**Problem details:**
Every entry below must appear again, exactly as written.

-------- Data entries --------

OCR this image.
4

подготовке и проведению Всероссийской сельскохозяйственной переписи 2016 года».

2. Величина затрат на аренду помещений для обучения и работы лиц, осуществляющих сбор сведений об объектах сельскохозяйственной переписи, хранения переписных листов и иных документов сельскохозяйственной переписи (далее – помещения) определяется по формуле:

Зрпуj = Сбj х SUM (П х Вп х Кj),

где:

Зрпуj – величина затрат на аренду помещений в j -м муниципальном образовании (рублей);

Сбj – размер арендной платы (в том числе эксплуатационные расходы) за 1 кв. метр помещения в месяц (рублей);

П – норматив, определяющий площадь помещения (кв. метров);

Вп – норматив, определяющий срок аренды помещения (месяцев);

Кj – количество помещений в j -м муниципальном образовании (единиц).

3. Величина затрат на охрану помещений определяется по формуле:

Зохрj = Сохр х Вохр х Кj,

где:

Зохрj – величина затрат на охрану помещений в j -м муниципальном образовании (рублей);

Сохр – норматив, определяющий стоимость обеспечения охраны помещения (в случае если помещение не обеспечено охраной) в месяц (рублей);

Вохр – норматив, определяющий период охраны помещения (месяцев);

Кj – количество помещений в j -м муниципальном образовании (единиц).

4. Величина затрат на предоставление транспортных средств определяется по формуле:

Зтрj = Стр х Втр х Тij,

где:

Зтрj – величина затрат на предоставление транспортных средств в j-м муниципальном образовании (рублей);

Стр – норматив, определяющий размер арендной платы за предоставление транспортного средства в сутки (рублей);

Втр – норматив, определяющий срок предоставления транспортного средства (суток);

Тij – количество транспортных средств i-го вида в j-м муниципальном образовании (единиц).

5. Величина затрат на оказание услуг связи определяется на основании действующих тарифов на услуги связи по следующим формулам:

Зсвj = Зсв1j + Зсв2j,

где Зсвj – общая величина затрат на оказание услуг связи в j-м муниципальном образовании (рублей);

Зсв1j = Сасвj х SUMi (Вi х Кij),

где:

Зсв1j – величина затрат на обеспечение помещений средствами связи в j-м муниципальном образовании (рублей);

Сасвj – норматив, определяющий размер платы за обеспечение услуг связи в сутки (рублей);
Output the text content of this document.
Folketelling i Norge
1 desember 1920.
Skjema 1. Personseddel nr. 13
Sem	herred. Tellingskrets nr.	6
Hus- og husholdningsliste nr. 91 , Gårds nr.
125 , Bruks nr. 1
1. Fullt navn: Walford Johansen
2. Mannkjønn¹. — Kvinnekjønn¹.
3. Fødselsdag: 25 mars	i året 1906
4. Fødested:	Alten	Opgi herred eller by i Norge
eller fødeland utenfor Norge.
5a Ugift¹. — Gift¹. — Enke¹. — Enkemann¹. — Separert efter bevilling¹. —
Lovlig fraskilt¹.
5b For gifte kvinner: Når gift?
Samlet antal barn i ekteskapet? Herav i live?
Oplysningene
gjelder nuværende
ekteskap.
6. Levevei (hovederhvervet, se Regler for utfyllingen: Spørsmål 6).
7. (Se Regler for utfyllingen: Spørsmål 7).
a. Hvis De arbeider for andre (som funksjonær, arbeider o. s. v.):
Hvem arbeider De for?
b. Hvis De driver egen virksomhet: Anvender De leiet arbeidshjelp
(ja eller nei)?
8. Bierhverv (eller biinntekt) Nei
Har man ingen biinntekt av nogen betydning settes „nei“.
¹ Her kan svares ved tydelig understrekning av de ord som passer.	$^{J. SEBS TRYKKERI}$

--------

**Correct response:**
OCR this image.
4

подготовке и проведению Всероссийской сельскохозяйственной переписи 2016 года».

2. Величина затрат на аренду помещений для обучения и работы лиц, осуществляющих сбор сведений об объектах сельскохозяйственной переписи, хранения переписных листов и иных документов сельскохозяйственной переписи (далее – помещения) определяется по формуле:

Зрпуj = Сбj х SUM (П х Вп х Кj),

где:

Зрпуj – величина затрат на аренду помещений в j -м муниципальном образовании (рублей);

Сбj – размер арендной платы (в том числе эксплуатационные расходы) за 1 кв. метр помещения в месяц (рублей);

П – норматив, определяющий площадь помещения (кв. метров);

Вп – норматив, определяющий срок аренды помещения (месяцев);

Кj – количество помещений в j -м муниципальном образовании (единиц).

3. Величина затрат на охрану помещений определяется по формуле:

Зохрj = Сохр х Вохр х Кj,

где:

Зохрj – величина затрат на охрану помещений в j -м муниципальном образовании (рублей);

Сохр – норматив, определяющий стоимость обеспечения охраны помещения (в случае если помещение не обеспечено охраной) в месяц (рублей);

Вохр – норматив, определяющий период охраны помещения (месяцев);

Кj – количество помещений в j -м муниципальном образовании (единиц).

4. Величина затрат на предоставление транспортных средств определяется по формуле:

Зтрj = Стр х Втр х Тij,

где:

Зтрj – величина затрат на предоставление транспортных средств в j-м муниципальном образовании (рублей);

Стр – норматив, определяющий размер арендной платы за предоставление транспортного средства в сутки (рублей);

Втр – норматив, определяющий срок предоставления транспортного средства (суток);

Тij – количество транспортных средств i-го вида в j-м муниципальном образовании (единиц).

5. Величина затрат на оказание услуг связи определяется на основании действующих тарифов на услуги связи по следующим формулам:

Зсвj = Зсв1j + Зсв2j,

где Зсвj – общая величина затрат на оказание услуг связи в j-м муниципальном образовании (рублей);

Зсв1j = Сасвj х SUMi (Вi х Кij),

где:

Зсв1j – величина затрат на обеспечение помещений средствами связи в j-м муниципальном образовании (рублей);

Сасвj – норматив, определяющий размер платы за обеспечение услуг связи в сутки (рублей);
Output the text content of this document.
Folketelling i Norge
1 desember 1920.
Skjema 1. Personseddel nr. 13
Sem	herred. Tellingskrets nr.	6
Hus- og husholdningsliste nr. 91 , Gårds nr.
125 , Bruks nr. 1
1. Fullt navn: Walford Johansen
2. Mannkjønn¹. — Kvinnekjønn¹.
3. Fødselsdag: 25 mars	i året 1906
4. Fødested:	Alten	Opgi herred eller by i Norge
eller fødeland utenfor Norge.
5a Ugift¹. — Gift¹. — Enke¹. — Enkemann¹. — Separert efter bevilling¹. —
Lovlig fraskilt¹.
5b For gifte kvinner: Når gift?
Samlet antal barn i ekteskapet? Herav i live?
Oplysningene
gjelder nuværende
ekteskap.
6. Levevei (hovederhvervet, se Regler for utfyllingen: Spørsmål 6).
7. (Se Regler for utfyllingen: Spørsmål 7).
a. Hvis De arbeider for andre (som funksjonær, arbeider o. s. v.):
Hvem arbeider De for?
b. Hvis De driver egen virksomhet: Anvender De leiet arbeidshjelp
(ja eller nei)?
8. Bierhverv (eller biinntekt) Nei
Har man ingen biinntekt av nogen betydning settes „nei“.
¹ Her kan svares ved tydelig understrekning av de ord som passer.	$^{J. SEBS TRYKKERI}$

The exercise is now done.